* TASK DESCRIPTION *
Reproduce every line of the listing below word for word, leaving the pictures out.

+++

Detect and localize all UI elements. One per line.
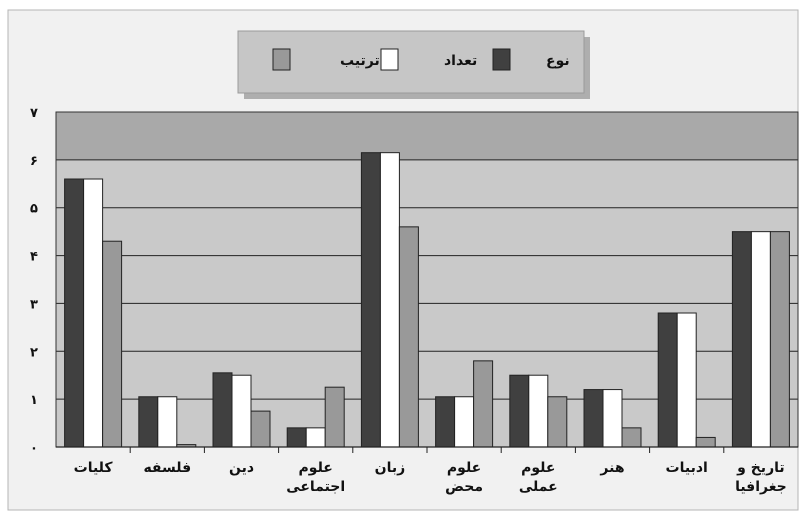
- x-tick-label: علوم: [521, 460, 555, 476]
- x-tick-label: علوم: [299, 460, 333, 476]
- legend-swatch: [380, 48, 399, 71]
- x-tick-label: هنر: [599, 460, 624, 476]
- bar: [157, 396, 178, 448]
- bar: [360, 152, 381, 448]
- x-tick-label: جغرافیا: [735, 479, 787, 495]
- bar: [695, 436, 716, 448]
- bar: [769, 231, 790, 448]
- bar: [454, 396, 475, 448]
- legend-swatch: [492, 48, 511, 71]
- bar: [250, 410, 271, 448]
- y-tick-label: ۵: [30, 202, 38, 217]
- bar: [528, 374, 549, 448]
- x-tick-label: فلسفه: [143, 460, 191, 476]
- bar: [547, 396, 568, 448]
- x-tick-label: تاریخ و: [736, 460, 785, 476]
- legend-box: [237, 30, 585, 94]
- y-tick-label: ۶: [30, 154, 38, 169]
- legend-label: نوع: [546, 53, 570, 69]
- bar: [602, 389, 623, 448]
- x-tick-label: دین: [229, 460, 254, 476]
- x-tick-label: محض: [445, 479, 483, 495]
- bar: [64, 178, 85, 448]
- y-tick-label: ۳: [30, 297, 38, 312]
- bar: [676, 312, 697, 448]
- bar: [509, 374, 530, 448]
- bar: [286, 427, 307, 448]
- x-tick-label: اجتماعی: [286, 479, 345, 495]
- bar: [83, 178, 104, 448]
- legend-label: ترتیب: [340, 53, 380, 69]
- bar: [398, 226, 419, 448]
- bar: [621, 427, 642, 448]
- x-tick-label: کلیات: [74, 460, 114, 476]
- x-tick-label: علوم: [447, 460, 481, 476]
- bar: [138, 396, 159, 448]
- x-tick-label: ادبیات: [666, 460, 708, 476]
- bar: [324, 386, 345, 448]
- bar: [435, 396, 456, 448]
- legend-label: تعداد: [444, 53, 477, 69]
- plot-area-upper: [56, 112, 798, 160]
- y-tick-label: ۱: [30, 393, 38, 408]
- legend-swatch: [272, 48, 291, 71]
- bar: [583, 389, 604, 448]
- bar: [231, 374, 252, 448]
- bar: [379, 152, 400, 448]
- bar: [731, 231, 752, 448]
- y-tick-label: ۰: [30, 441, 38, 456]
- x-tick-label: زبان: [375, 460, 406, 476]
- bar: [212, 372, 233, 448]
- y-tick-label: ۴: [30, 250, 38, 265]
- bar: [657, 312, 678, 448]
- bar: [750, 231, 771, 448]
- y-tick-label: ۷: [30, 106, 38, 121]
- bar: [473, 360, 494, 448]
- bar: [305, 427, 326, 448]
- x-tick-label: عملی: [519, 479, 558, 495]
- bar: [102, 240, 123, 448]
- y-tick-label: ۲: [30, 345, 38, 360]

+++

* OUTPUT *
Detect and localize all UI elements. One per line.
- x-tick-label: علوم: [521, 460, 555, 476]
- x-tick-label: علوم: [299, 460, 333, 476]
- legend-swatch: [380, 48, 399, 71]
- x-tick-label: هنر: [599, 460, 624, 476]
- bar: [157, 396, 178, 448]
- bar: [360, 152, 381, 448]
- x-tick-label: جغرافیا: [735, 479, 787, 495]
- bar: [695, 436, 716, 448]
- bar: [769, 231, 790, 448]
- bar: [454, 396, 475, 448]
- legend-swatch: [492, 48, 511, 71]
- bar: [250, 410, 271, 448]
- y-tick-label: ۵: [30, 202, 38, 217]
- bar: [528, 374, 549, 448]
- x-tick-label: فلسفه: [143, 460, 191, 476]
- bar: [547, 396, 568, 448]
- x-tick-label: تاریخ و: [736, 460, 785, 476]
- legend-box: [237, 30, 585, 94]
- y-tick-label: ۶: [30, 154, 38, 169]
- legend-label: نوع: [546, 53, 570, 69]
- bar: [602, 389, 623, 448]
- x-tick-label: دین: [229, 460, 254, 476]
- x-tick-label: محض: [445, 479, 483, 495]
- bar: [64, 178, 85, 448]
- y-tick-label: ۳: [30, 297, 38, 312]
- bar: [676, 312, 697, 448]
- bar: [509, 374, 530, 448]
- bar: [286, 427, 307, 448]
- x-tick-label: اجتماعی: [286, 479, 345, 495]
- bar: [83, 178, 104, 448]
- legend-label: ترتیب: [340, 53, 380, 69]
- bar: [398, 226, 419, 448]
- bar: [621, 427, 642, 448]
- x-tick-label: کلیات: [74, 460, 114, 476]
- x-tick-label: علوم: [447, 460, 481, 476]
- bar: [138, 396, 159, 448]
- x-tick-label: ادبیات: [666, 460, 708, 476]
- bar: [324, 386, 345, 448]
- bar: [435, 396, 456, 448]
- legend-label: تعداد: [444, 53, 477, 69]
- plot-area-upper: [56, 112, 798, 160]
- y-tick-label: ۱: [30, 393, 38, 408]
- legend-swatch: [272, 48, 291, 71]
- bar: [583, 389, 604, 448]
- bar: [231, 374, 252, 448]
- bar: [379, 152, 400, 448]
- bar: [731, 231, 752, 448]
- y-tick-label: ۰: [30, 441, 38, 456]
- x-tick-label: زبان: [375, 460, 406, 476]
- bar: [212, 372, 233, 448]
- y-tick-label: ۴: [30, 250, 38, 265]
- bar: [657, 312, 678, 448]
- bar: [750, 231, 771, 448]
- y-tick-label: ۷: [30, 106, 38, 121]
- bar: [473, 360, 494, 448]
- bar: [305, 427, 326, 448]
- x-tick-label: عملی: [519, 479, 558, 495]
- bar: [102, 240, 123, 448]
- y-tick-label: ۲: [30, 345, 38, 360]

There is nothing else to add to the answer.